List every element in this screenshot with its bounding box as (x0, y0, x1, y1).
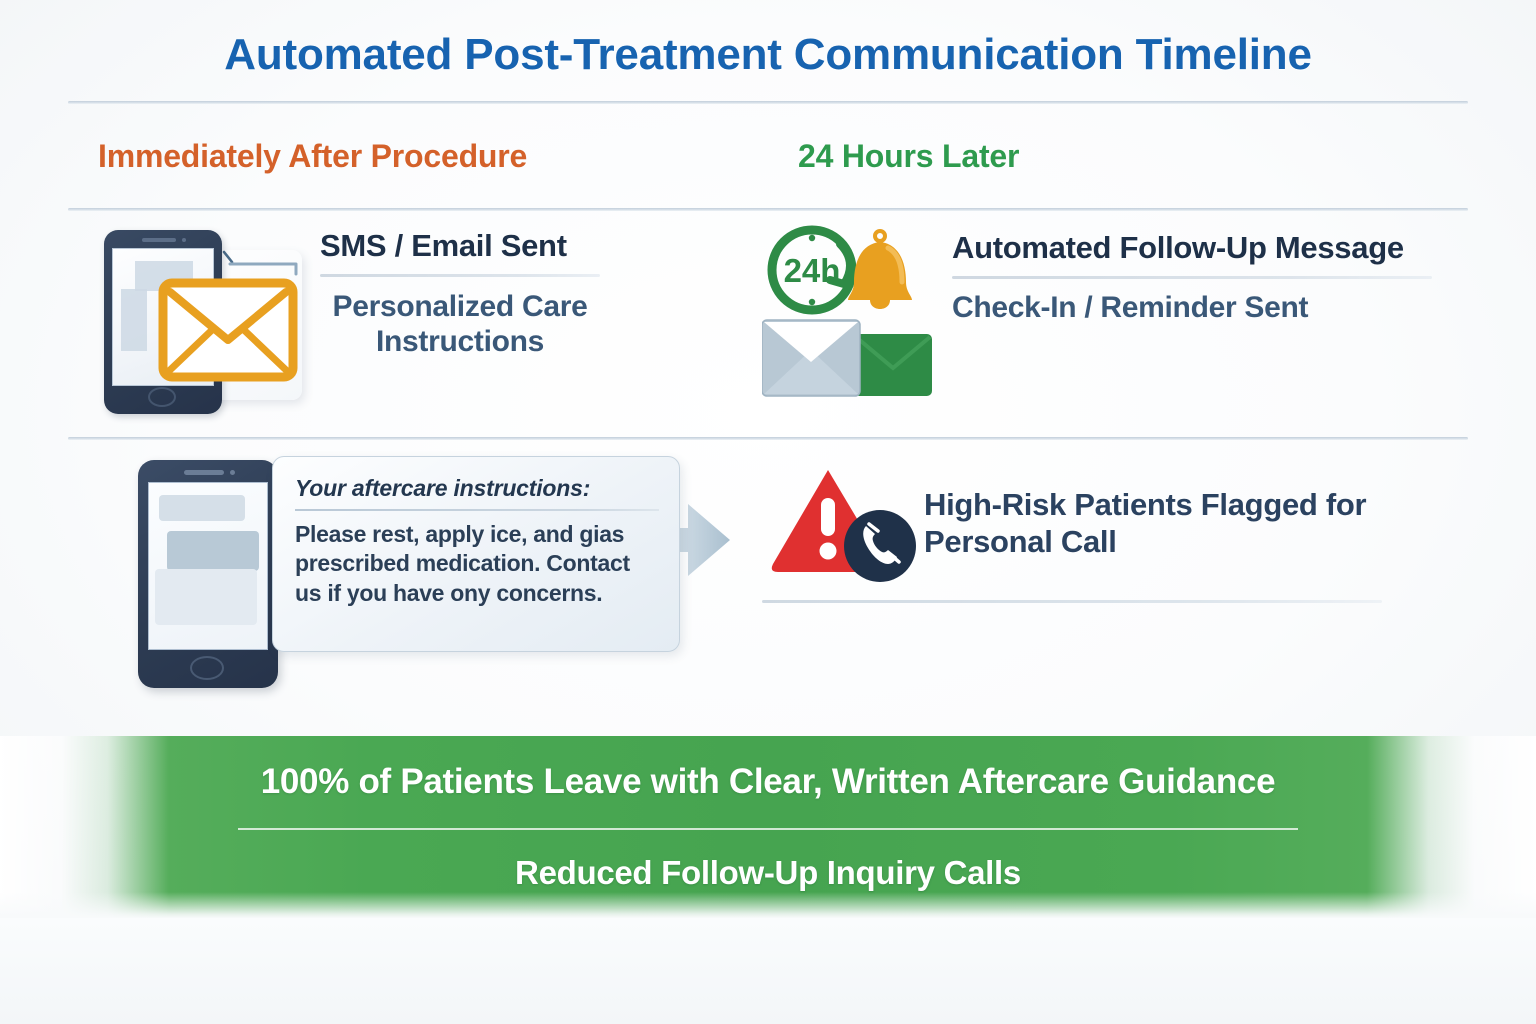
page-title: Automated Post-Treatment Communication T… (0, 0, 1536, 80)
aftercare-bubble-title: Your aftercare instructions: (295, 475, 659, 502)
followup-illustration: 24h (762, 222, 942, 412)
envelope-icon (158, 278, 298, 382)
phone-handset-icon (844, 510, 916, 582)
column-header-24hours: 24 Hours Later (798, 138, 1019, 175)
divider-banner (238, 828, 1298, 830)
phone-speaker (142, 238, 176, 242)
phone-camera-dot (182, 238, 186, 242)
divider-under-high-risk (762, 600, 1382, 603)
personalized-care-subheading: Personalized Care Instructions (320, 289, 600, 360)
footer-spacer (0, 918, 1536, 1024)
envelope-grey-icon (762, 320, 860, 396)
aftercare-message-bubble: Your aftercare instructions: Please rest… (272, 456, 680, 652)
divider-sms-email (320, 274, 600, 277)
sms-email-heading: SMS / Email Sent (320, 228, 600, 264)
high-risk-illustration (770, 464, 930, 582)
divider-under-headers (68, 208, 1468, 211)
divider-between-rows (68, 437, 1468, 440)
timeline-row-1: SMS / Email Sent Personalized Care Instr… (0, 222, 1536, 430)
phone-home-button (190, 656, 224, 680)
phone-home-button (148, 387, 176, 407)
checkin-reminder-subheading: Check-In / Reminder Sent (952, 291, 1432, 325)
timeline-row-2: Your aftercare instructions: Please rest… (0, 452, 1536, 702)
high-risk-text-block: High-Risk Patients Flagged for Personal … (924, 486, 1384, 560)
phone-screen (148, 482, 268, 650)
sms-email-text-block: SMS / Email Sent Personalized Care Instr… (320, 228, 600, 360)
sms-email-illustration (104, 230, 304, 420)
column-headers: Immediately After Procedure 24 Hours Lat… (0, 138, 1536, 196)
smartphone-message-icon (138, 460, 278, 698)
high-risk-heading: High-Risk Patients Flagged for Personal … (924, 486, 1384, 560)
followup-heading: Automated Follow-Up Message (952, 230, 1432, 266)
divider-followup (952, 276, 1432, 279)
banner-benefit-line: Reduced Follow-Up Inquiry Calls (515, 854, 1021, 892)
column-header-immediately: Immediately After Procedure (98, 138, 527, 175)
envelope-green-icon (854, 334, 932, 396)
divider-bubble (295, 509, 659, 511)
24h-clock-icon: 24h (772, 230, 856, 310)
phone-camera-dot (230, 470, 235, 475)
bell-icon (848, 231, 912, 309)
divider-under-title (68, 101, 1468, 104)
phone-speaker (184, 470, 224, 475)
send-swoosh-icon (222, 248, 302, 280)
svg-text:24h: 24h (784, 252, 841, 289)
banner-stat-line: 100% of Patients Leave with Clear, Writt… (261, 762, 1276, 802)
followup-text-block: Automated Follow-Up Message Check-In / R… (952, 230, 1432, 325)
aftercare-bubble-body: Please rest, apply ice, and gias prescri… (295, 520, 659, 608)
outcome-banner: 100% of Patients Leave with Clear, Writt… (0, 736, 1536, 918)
====================
:: Task objective ::
For each line above that contains the word "Writt", copy that line.

:: Solution for this problem ::
banner-stat-line: 100% of Patients Leave with Clear, Writt… (261, 762, 1276, 802)
outcome-banner: 100% of Patients Leave with Clear, Writt… (0, 736, 1536, 918)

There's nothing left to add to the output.